** Passage shown follows **
RATIONALE: Drugs used in chemotherapy use different ways to stop cancer cells from dividing
so they stop growing or die. Peripheral stem cell transplantation may allow the doctor to
give higher doses of chemotherapy drugs and kill more cancer cells. Colony-stimulating
factors such as filgrastim and sargramostim may increase the number of immune cells found in
bone marrow or peripheral blood and may help a person's immune system recover from the side
effects of chemotherapy. Interferon alfa may interfere with the growth of cancer cells. It is
not yet known which treatment regimen is more effective for multiple myeloma.

PURPOSE: Randomized phase II trial to compare the effectiveness of filgrastim with that of
sargramostim plus chemotherapy, peripheral stem cell transplantation, and interferon alfa in
treating patients who have multiple myeloma.

OBJECTIVES:

- Compare disease control and extended survival in patients with multiple myeloma when
treated with either filgrastim (G-CSF) or sargramostim (GM-CSF) plus high-dose
chemotherapy followed by autologous peripheral blood stem cell (PBSC) transplantation
followed by interferon alfa.

- Determine whether these priming treatments induce sufficient mobilization of circulating
PBSC to allow their collection by leukapheresis for subsequent use in autologous
transplantation in these patients.

- Determine whether these treatments induce complete response in conjunction with rapid
hematopoietic recovery and modest transplant-associated morbidity and mortality in this
patient population.

- Determine whether interferon alfa, given as maintenance immunostimulatory therapy for
patients achieving significant cytoreduction post transplantation, can prevent or delay
malignant relapse in these patients.

OUTLINE: This is a randomized study. Patients are randomized to one of two treatment arms.

- Arm I: In the priming phase, patients receive cyclophosphamide IV over 2 hours on day 1,
mitoxantrone IV over 1 hour daily on days 1-2, and dexamethasone IV every 12 hours
beginning on day 1 for a total of 4 doses. Patients also receive sargramostim (GM-CSF)
** End of Passage shown **
** Information shown follows **
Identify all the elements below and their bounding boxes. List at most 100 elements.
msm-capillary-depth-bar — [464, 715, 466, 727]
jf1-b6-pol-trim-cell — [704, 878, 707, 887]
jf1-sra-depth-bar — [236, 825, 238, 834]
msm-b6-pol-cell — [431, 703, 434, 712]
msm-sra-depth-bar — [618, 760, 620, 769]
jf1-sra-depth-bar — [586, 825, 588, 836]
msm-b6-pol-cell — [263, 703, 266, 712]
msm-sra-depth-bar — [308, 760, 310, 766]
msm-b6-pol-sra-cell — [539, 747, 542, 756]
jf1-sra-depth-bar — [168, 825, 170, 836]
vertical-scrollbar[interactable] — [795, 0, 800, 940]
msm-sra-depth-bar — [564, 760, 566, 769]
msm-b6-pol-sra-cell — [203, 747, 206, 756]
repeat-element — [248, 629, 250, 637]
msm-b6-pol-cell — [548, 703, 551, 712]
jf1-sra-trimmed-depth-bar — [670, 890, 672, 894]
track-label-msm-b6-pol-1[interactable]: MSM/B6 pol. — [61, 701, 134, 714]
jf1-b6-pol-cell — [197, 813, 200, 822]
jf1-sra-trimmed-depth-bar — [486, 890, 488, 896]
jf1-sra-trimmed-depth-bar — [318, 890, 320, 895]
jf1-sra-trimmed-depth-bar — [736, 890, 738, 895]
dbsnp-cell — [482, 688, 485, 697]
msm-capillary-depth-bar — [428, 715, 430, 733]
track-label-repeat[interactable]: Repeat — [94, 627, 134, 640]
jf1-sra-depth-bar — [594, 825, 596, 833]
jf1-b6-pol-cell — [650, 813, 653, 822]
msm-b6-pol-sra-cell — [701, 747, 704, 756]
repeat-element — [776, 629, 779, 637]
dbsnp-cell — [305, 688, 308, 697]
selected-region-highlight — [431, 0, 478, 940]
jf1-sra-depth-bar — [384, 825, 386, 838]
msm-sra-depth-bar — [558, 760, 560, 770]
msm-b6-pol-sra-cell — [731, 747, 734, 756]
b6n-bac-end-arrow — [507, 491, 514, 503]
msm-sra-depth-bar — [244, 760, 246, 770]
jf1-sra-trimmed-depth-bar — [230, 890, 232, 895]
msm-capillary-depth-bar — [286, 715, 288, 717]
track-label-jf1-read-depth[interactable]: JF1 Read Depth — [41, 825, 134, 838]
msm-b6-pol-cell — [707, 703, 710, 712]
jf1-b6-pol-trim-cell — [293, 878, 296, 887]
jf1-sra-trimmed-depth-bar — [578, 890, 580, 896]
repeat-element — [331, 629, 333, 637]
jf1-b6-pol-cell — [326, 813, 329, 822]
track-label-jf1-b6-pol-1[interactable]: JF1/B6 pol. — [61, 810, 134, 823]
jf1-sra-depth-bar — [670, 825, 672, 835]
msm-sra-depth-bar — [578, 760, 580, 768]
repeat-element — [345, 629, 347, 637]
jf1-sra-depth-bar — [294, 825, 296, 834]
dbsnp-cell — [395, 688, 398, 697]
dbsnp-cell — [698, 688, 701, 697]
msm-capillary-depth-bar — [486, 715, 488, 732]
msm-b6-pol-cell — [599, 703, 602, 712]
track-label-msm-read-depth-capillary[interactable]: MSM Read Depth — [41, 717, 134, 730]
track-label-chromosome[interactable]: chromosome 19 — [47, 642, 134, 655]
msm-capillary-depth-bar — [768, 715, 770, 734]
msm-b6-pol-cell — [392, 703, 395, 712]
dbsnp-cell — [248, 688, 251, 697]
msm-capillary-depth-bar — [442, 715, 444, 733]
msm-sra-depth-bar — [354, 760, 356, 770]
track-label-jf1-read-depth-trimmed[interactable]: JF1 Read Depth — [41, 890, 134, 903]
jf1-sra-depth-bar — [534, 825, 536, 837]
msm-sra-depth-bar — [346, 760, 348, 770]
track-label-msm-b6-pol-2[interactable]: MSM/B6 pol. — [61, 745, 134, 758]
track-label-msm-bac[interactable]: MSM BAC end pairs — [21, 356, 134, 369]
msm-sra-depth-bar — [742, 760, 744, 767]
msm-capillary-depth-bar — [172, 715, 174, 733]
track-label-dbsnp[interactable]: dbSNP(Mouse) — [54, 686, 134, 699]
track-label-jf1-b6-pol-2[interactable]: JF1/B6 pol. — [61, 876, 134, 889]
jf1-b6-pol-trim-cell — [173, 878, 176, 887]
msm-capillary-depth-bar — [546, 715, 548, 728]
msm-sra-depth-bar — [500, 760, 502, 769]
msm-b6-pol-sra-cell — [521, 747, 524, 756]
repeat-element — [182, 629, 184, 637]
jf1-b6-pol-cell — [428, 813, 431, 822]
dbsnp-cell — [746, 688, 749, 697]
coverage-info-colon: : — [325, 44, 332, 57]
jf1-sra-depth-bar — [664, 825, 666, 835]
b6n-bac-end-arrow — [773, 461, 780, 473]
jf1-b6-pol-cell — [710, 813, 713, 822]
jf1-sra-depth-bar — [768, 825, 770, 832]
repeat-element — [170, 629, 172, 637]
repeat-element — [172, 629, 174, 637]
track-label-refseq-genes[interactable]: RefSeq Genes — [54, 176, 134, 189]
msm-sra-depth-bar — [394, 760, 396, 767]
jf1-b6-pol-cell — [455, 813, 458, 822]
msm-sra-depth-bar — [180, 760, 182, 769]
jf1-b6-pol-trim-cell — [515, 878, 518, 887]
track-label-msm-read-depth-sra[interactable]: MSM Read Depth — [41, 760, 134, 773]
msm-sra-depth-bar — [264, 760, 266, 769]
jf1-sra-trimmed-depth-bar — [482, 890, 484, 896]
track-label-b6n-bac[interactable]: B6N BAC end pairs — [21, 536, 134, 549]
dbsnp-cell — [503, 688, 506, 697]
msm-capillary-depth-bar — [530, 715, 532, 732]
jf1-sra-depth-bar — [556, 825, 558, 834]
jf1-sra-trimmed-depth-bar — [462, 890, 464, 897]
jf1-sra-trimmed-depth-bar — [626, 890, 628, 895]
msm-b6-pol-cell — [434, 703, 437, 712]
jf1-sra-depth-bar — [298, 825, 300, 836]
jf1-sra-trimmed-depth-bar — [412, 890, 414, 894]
** End of Information shown **
## Problem details
In the multiple myeloma trial summary, how many doses of dexamethasone do Arm I patients receive during the priming phase, and how often?

## Result
A total of 4 doses, given IV every 12 hours beginning on day 1.